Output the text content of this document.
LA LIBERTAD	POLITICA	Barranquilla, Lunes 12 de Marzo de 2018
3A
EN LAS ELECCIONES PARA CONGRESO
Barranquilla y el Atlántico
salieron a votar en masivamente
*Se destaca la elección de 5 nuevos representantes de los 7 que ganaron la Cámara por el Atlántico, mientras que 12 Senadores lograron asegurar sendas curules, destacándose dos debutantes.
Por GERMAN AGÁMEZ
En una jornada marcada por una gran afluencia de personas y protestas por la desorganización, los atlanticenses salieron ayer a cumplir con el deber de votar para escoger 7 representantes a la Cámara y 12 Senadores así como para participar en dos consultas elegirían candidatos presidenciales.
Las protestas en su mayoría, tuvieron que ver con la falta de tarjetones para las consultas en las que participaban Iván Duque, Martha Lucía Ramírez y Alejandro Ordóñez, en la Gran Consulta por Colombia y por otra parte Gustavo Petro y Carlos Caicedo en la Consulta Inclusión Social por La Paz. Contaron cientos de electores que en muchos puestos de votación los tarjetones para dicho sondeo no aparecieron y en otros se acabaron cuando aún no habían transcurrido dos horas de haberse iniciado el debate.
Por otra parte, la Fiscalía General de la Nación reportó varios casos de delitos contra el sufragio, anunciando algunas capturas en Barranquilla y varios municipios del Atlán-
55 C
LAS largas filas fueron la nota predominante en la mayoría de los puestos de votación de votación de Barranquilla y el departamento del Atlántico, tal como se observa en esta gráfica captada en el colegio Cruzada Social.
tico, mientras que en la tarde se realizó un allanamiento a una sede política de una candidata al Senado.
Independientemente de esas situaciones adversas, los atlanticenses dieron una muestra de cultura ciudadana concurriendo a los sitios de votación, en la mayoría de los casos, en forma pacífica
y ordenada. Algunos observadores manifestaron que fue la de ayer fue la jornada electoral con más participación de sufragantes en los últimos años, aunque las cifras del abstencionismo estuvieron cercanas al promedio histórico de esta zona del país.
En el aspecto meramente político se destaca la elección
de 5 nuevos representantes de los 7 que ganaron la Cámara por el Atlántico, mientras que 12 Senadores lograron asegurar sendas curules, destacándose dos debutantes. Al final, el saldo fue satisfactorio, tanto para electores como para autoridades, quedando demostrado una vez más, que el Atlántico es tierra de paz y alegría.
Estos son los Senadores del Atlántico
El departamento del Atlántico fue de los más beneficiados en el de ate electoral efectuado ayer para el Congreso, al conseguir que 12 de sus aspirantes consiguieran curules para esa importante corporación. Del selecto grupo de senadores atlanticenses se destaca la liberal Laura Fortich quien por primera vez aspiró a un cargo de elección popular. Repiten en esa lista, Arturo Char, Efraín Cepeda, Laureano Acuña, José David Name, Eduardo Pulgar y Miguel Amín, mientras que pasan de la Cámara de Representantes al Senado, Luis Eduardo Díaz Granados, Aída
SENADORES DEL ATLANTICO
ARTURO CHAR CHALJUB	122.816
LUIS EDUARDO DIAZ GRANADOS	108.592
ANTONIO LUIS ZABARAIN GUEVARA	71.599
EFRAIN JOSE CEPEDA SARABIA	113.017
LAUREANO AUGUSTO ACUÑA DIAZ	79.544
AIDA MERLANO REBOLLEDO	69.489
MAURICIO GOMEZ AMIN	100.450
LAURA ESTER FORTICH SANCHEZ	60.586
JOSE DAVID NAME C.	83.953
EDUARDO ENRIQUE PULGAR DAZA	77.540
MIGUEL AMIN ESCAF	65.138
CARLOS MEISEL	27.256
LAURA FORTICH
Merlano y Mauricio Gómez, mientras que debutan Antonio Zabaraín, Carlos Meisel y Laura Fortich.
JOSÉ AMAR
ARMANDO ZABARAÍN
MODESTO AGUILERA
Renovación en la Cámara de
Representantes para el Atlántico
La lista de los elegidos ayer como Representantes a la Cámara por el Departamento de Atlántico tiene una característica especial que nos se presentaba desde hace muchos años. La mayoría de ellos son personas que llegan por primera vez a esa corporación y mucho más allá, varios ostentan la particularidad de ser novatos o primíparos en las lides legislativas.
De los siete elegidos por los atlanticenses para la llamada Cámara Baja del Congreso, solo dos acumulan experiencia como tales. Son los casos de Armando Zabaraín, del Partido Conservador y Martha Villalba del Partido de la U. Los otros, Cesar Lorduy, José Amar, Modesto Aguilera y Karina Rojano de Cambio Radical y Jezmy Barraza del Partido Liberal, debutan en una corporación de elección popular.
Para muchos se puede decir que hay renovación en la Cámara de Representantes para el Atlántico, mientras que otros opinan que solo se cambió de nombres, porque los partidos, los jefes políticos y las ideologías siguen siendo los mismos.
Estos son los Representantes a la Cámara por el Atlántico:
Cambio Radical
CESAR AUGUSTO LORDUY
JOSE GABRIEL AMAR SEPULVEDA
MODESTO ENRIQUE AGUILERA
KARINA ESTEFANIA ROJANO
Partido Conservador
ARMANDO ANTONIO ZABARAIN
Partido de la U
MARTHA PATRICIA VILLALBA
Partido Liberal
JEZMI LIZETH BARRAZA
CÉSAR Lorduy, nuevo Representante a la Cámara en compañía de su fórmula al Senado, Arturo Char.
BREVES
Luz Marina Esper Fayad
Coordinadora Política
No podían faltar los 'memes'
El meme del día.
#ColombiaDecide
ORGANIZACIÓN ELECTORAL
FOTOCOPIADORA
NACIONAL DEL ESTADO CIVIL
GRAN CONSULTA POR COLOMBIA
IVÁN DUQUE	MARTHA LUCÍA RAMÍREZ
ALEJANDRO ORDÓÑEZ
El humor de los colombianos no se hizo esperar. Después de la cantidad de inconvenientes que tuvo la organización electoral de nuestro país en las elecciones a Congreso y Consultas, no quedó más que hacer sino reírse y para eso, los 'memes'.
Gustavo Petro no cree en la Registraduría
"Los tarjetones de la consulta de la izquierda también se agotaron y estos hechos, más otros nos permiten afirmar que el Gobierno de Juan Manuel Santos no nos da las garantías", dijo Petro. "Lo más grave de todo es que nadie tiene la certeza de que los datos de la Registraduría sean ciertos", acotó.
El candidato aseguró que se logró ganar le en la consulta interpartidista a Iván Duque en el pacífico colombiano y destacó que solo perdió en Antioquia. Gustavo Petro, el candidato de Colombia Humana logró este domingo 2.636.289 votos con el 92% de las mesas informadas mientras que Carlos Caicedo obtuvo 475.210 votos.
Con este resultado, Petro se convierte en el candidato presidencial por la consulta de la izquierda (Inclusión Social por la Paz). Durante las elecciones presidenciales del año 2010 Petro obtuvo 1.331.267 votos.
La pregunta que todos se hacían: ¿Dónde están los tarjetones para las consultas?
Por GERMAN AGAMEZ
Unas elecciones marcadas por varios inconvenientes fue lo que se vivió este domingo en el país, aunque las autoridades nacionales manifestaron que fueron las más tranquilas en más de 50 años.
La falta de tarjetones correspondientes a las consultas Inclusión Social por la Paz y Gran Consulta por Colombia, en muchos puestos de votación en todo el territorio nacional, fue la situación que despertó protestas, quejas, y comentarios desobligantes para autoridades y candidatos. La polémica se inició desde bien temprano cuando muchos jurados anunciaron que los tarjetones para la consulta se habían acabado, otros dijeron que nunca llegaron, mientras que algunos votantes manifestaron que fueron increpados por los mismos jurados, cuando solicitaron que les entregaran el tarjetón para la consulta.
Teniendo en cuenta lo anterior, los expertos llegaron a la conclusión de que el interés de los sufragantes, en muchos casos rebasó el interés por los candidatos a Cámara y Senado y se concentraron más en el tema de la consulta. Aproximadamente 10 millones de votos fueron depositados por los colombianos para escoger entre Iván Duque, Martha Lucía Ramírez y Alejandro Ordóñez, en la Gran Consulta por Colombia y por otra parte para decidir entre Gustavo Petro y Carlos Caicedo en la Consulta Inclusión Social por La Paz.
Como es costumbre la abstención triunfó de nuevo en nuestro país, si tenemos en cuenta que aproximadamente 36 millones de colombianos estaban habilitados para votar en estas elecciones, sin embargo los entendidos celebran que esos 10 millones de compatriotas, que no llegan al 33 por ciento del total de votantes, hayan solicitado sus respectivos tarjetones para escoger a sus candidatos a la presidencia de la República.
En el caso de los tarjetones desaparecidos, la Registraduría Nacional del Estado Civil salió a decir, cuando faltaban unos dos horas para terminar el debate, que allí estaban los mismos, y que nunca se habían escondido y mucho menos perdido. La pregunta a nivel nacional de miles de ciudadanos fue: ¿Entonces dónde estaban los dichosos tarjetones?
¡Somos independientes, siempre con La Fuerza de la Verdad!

Do this: Check each line of the records above for the string "presidenciales", and report every line that has it.

Written answer:
En una jornada marcada por una gran afluencia de personas y protestas por la desorganización, los atlanticenses salieron ayer a cumplir con el deber de votar para escoger 7 representantes a la Cámara y 12 Senadores así como para participar en dos consultas elegirían candidatos presidenciales.
Con este resultado, Petro se convierte en el candidato presidencial por la consulta de la izquierda (Inclusión Social por la Paz). Durante las elecciones presidenciales del año 2010 Petro obtuvo 1.331.267 votos.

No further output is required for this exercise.